▸ Challenge:
Keep the pictures out of the copy and repeat the records exactly.

BEGIN

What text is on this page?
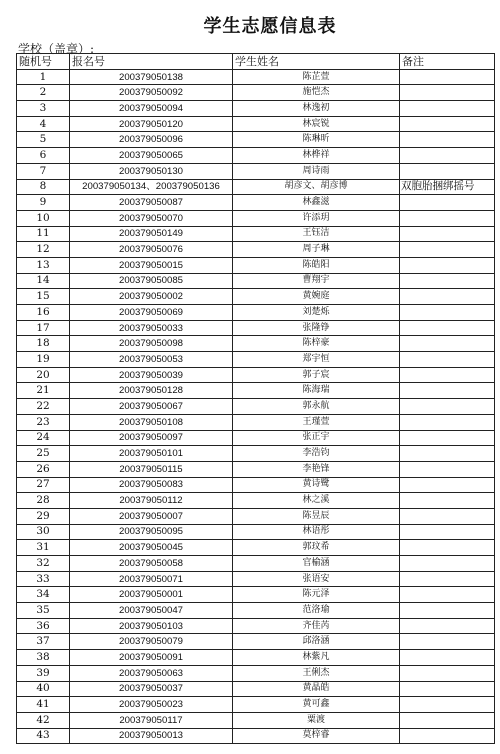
学生志愿信息表
学校（盖章）:
随机号	报名号	学生姓名	备注
1	200379050138	陈芷萱	
2	200379050092	施恺杰	
3	200379050094	林逸初	
4	200379050120	林宸锐	
5	200379050096	陈琳昕	
6	200379050065	林桦祥	
7	200379050130	周诗雨	
8	200379050134、200379050136	胡彦文、胡彦博	双胞胎捆绑摇号
9	200379050087	林鑫滋	
10	200379050070	许添玥	
11	200379050149	王钰洁	
12	200379050076	周子琳	
13	200379050015	陈皓阳	
14	200379050085	曹翔宇	
15	200379050002	黄婉庭	
16	200379050069	刘楚烁	
17	200379050033	张隆铮	
18	200379050098	陈梓豪	
19	200379050053	郑宇恒	
20	200379050039	郭子宸	
21	200379050128	陈海瑞	
22	200379050067	郭永航	
23	200379050108	王瑾萱	
24	200379050097	张正宇	
25	200379050101	李浩钧	
26	200379050115	李艳锋	
27	200379050083	黄诗鹭	
28	200379050112	林之溪	
29	200379050007	陈昱辰	
30	200379050095	林语彤	
31	200379050045	郭玟希	
32	200379050058	官榆涵	
33	200379050071	张语安	
34	200379050001	陈元泽	
35	200379050047	范洛瑜	
36	200379050103	齐佳芮	
37	200379050079	邱洛涵	
38	200379050091	林紫凡	
39	200379050063	王俐杰	
40	200379050037	黄晶皓	
41	200379050023	黄可鑫	
42	200379050117	粟渡	
43	200379050013	莫梓睿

END

▸ Task result:
What text is on this page?
学生志愿信息表
学校（盖章）:
随机号	报名号	学生姓名	备注
1	200379050138	陈芷萱	
2	200379050092	施恺杰	
3	200379050094	林逸初	
4	200379050120	林宸锐	
5	200379050096	陈琳昕	
6	200379050065	林桦祥	
7	200379050130	周诗雨	
8	200379050134、200379050136	胡彦文、胡彦博	双胞胎捆绑摇号
9	200379050087	林鑫滋	
10	200379050070	许添玥	
11	200379050149	王钰洁	
12	200379050076	周子琳	
13	200379050015	陈皓阳	
14	200379050085	曹翔宇	
15	200379050002	黄婉庭	
16	200379050069	刘楚烁	
17	200379050033	张隆铮	
18	200379050098	陈梓豪	
19	200379050053	郑宇恒	
20	200379050039	郭子宸	
21	200379050128	陈海瑞	
22	200379050067	郭永航	
23	200379050108	王瑾萱	
24	200379050097	张正宇	
25	200379050101	李浩钧	
26	200379050115	李艳锋	
27	200379050083	黄诗鹭	
28	200379050112	林之溪	
29	200379050007	陈昱辰	
30	200379050095	林语彤	
31	200379050045	郭玟希	
32	200379050058	官榆涵	
33	200379050071	张语安	
34	200379050001	陈元泽	
35	200379050047	范洛瑜	
36	200379050103	齐佳芮	
37	200379050079	邱洛涵	
38	200379050091	林紫凡	
39	200379050063	王俐杰	
40	200379050037	黄晶皓	
41	200379050023	黄可鑫	
42	200379050117	粟渡	
43	200379050013	莫梓睿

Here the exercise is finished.